* start Raw data *
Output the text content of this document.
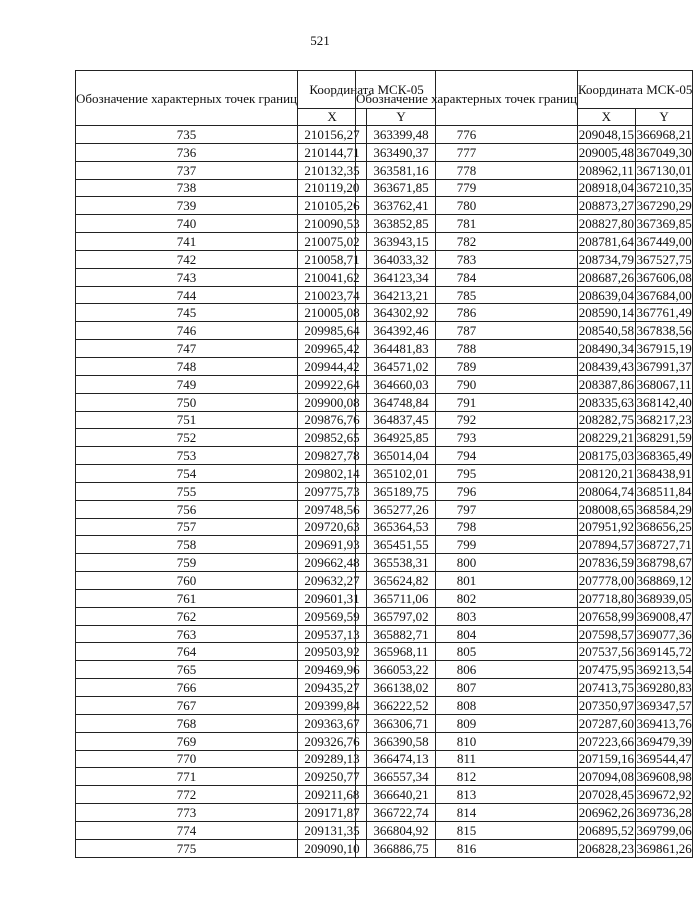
521
Обозначение характерных точек границ	Координата МСК-05	
	X	Y
735	210156,27	363399,48
736	210144,71	363490,37
737	210132,35	363581,16
738	210119,20	363671,85
739	210105,26	363762,41
740	210090,53	363852,85
741	210075,02	363943,15
742	210058,71	364033,32
743	210041,62	364123,34
744	210023,74	364213,21
745	210005,08	364302,92
746	209985,64	364392,46
747	209965,42	364481,83
748	209944,42	364571,02
749	209922,64	364660,03
750	209900,08	364748,84
751	209876,76	364837,45
752	209852,65	364925,85
753	209827,78	365014,04
754	209802,14	365102,01
755	209775,73	365189,75
756	209748,56	365277,26
757	209720,63	365364,53
758	209691,93	365451,55
759	209662,48	365538,31
760	209632,27	365624,82
761	209601,31	365711,06
762	209569,59	365797,02
763	209537,13	365882,71
764	209503,92	365968,11
765	209469,96	366053,22
766	209435,27	366138,02
767	209399,84	366222,52
768	209363,67	366306,71
769	209326,76	366390,58
770	209289,13	366474,13
771	209250,77	366557,34
772	209211,68	366640,21
773	209171,87	366722,74
774	209131,35	366804,92
775	209090,10	366886,75
Обозначение характерных точек границ	Координата МСК-05	
	X	Y
776	209048,15	366968,21
777	209005,48	367049,30
778	208962,11	367130,01
779	208918,04	367210,35
780	208873,27	367290,29
781	208827,80	367369,85
782	208781,64	367449,00
783	208734,79	367527,75
784	208687,26	367606,08
785	208639,04	367684,00
786	208590,14	367761,49
787	208540,58	367838,56
788	208490,34	367915,19
789	208439,43	367991,37
790	208387,86	368067,11
791	208335,63	368142,40
792	208282,75	368217,23
793	208229,21	368291,59
794	208175,03	368365,49
795	208120,21	368438,91
796	208064,74	368511,84
797	208008,65	368584,29
798	207951,92	368656,25
799	207894,57	368727,71
800	207836,59	368798,67
801	207778,00	368869,12
802	207718,80	368939,05
803	207658,99	369008,47
804	207598,57	369077,36
805	207537,56	369145,72
806	207475,95	369213,54
807	207413,75	369280,83
808	207350,97	369347,57
809	207287,60	369413,76
810	207223,66	369479,39
811	207159,16	369544,47
812	207094,08	369608,98
813	207028,45	369672,92
814	206962,26	369736,28
815	206895,52	369799,06
816	206828,23	369861,26
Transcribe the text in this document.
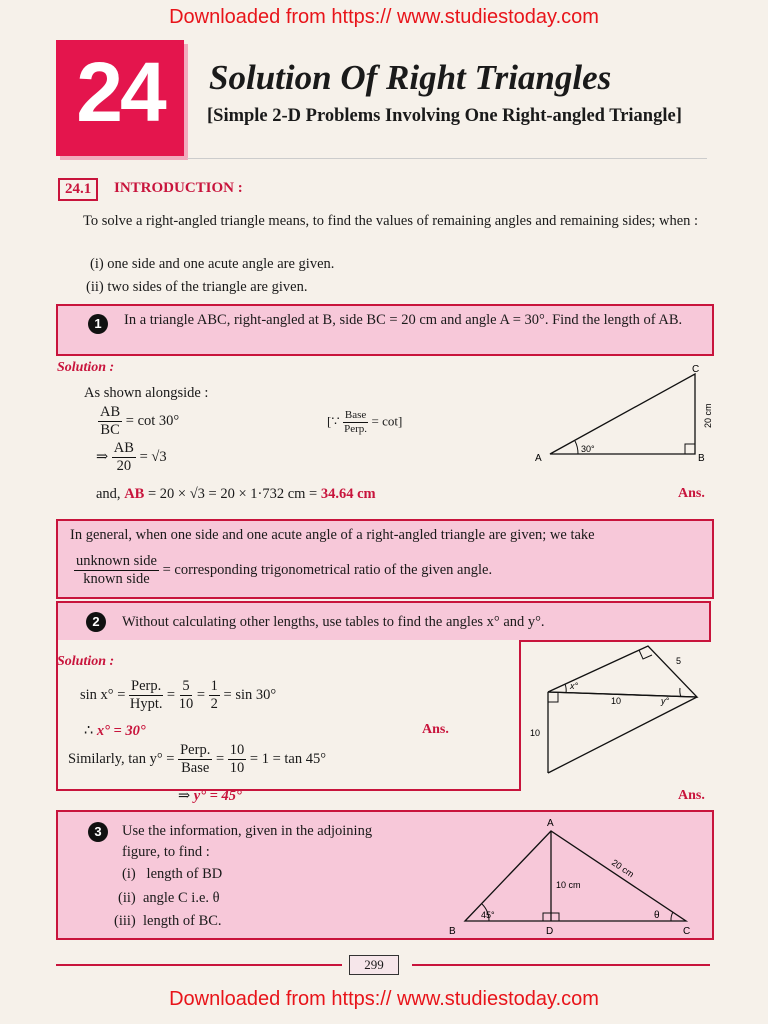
Downloaded from https:// www.studiestoday.com
24	Solution Of Right Triangles
[Simple 2-D Problems Involving One Right-angled Triangle]
24.1	INTRODUCTION :
To solve a right-angled triangle means, to find the values of remaining angles and remaining sides; when :
(i) one side and one acute angle are given.
(ii) two sides of the triangle are given.
1	In a triangle ABC, right-angled at B, side BC = 20 cm and angle A = 30°. Find the length of AB.
Solution :
As shown alongside :
$\frac{AB}{BC} = \cot 30^\circ$	[∵ $\frac{\text{Base}}{\text{Perp.}} = \cot$]
⇒ $\frac{AB}{20} = √3$
and, AB = 20 × √3 = 20 × 1·732 cm = 34.64 cm	Ans.
A	B
C
30°
20 cm
In general, when one side and one acute angle of a right-angled triangle are given; we take
$\frac{\text{unknown side}}{\text{known side}}$ = corresponding trigonometrical ratio of the given angle.
2	Without calculating other lengths, use tables to find the angles x° and y°.
Solution :
$\sin x^\circ = \frac{\text{Perp.}}{\text{Hypt.}} = \frac{5}{10} = \frac{1}{2} = \sin 30^\circ$
∴ x° = 30°	Ans.
Similarly, $\tan y^\circ = \frac{\text{Perp.}}{\text{Base}} = \frac{10}{10} = 1 = \tan 45^\circ$
⇒ y° = 45°	Ans.
x°
y°
5
10
10
3	Use the information, given in the adjoining
figure, to find :
(i)   length of BD
(ii)  angle C i.e. θ
(iii)  length of BC.
A
B	C
D
10 cm
20 cm
45°	θ
299
Downloaded from https:// www.studiestoday.com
* end Raw data *
Aim of the task ▸
Write out all the entries again, word for word, and print no images.

Written solution ▸
Output the text content of this document.
521
Обозначение характерных точек границ	Координата МСК-05	
	X	Y
735	210156,27	363399,48
736	210144,71	363490,37
737	210132,35	363581,16
738	210119,20	363671,85
739	210105,26	363762,41
740	210090,53	363852,85
741	210075,02	363943,15
742	210058,71	364033,32
743	210041,62	364123,34
744	210023,74	364213,21
745	210005,08	364302,92
746	209985,64	364392,46
747	209965,42	364481,83
748	209944,42	364571,02
749	209922,64	364660,03
750	209900,08	364748,84
751	209876,76	364837,45
752	209852,65	364925,85
753	209827,78	365014,04
754	209802,14	365102,01
755	209775,73	365189,75
756	209748,56	365277,26
757	209720,63	365364,53
758	209691,93	365451,55
759	209662,48	365538,31
760	209632,27	365624,82
761	209601,31	365711,06
762	209569,59	365797,02
763	209537,13	365882,71
764	209503,92	365968,11
765	209469,96	366053,22
766	209435,27	366138,02
767	209399,84	366222,52
768	209363,67	366306,71
769	209326,76	366390,58
770	209289,13	366474,13
771	209250,77	366557,34
772	209211,68	366640,21
773	209171,87	366722,74
774	209131,35	366804,92
775	209090,10	366886,75
Обозначение характерных точек границ	Координата МСК-05	
	X	Y
776	209048,15	366968,21
777	209005,48	367049,30
778	208962,11	367130,01
779	208918,04	367210,35
780	208873,27	367290,29
781	208827,80	367369,85
782	208781,64	367449,00
783	208734,79	367527,75
784	208687,26	367606,08
785	208639,04	367684,00
786	208590,14	367761,49
787	208540,58	367838,56
788	208490,34	367915,19
789	208439,43	367991,37
790	208387,86	368067,11
791	208335,63	368142,40
792	208282,75	368217,23
793	208229,21	368291,59
794	208175,03	368365,49
795	208120,21	368438,91
796	208064,74	368511,84
797	208008,65	368584,29
798	207951,92	368656,25
799	207894,57	368727,71
800	207836,59	368798,67
801	207778,00	368869,12
802	207718,80	368939,05
803	207658,99	369008,47
804	207598,57	369077,36
805	207537,56	369145,72
806	207475,95	369213,54
807	207413,75	369280,83
808	207350,97	369347,57
809	207287,60	369413,76
810	207223,66	369479,39
811	207159,16	369544,47
812	207094,08	369608,98
813	207028,45	369672,92
814	206962,26	369736,28
815	206895,52	369799,06
816	206828,23	369861,26
Transcribe the text in this document.
Downloaded from https:// www.studiestoday.com
24	Solution Of Right Triangles
[Simple 2-D Problems Involving One Right-angled Triangle]
24.1	INTRODUCTION :
To solve a right-angled triangle means, to find the values of remaining angles and remaining sides; when :
(i) one side and one acute angle are given.
(ii) two sides of the triangle are given.
1	In a triangle ABC, right-angled at B, side BC = 20 cm and angle A = 30°. Find the length of AB.
Solution :
As shown alongside :
$\frac{AB}{BC} = \cot 30^\circ$	[∵ $\frac{\text{Base}}{\text{Perp.}} = \cot$]
⇒ $\frac{AB}{20} = √3$
and, AB = 20 × √3 = 20 × 1·732 cm = 34.64 cm	Ans.
A	B
C
30°
20 cm
In general, when one side and one acute angle of a right-angled triangle are given; we take
$\frac{\text{unknown side}}{\text{known side}}$ = corresponding trigonometrical ratio of the given angle.
2	Without calculating other lengths, use tables to find the angles x° and y°.
Solution :
$\sin x^\circ = \frac{\text{Perp.}}{\text{Hypt.}} = \frac{5}{10} = \frac{1}{2} = \sin 30^\circ$
∴ x° = 30°	Ans.
Similarly, $\tan y^\circ = \frac{\text{Perp.}}{\text{Base}} = \frac{10}{10} = 1 = \tan 45^\circ$
⇒ y° = 45°	Ans.
x°
y°
5
10
10
3	Use the information, given in the adjoining
figure, to find :
(i)   length of BD
(ii)  angle C i.e. θ
(iii)  length of BC.
A
B	C
D
10 cm
20 cm
45°	θ
299
Downloaded from https:// www.studiestoday.com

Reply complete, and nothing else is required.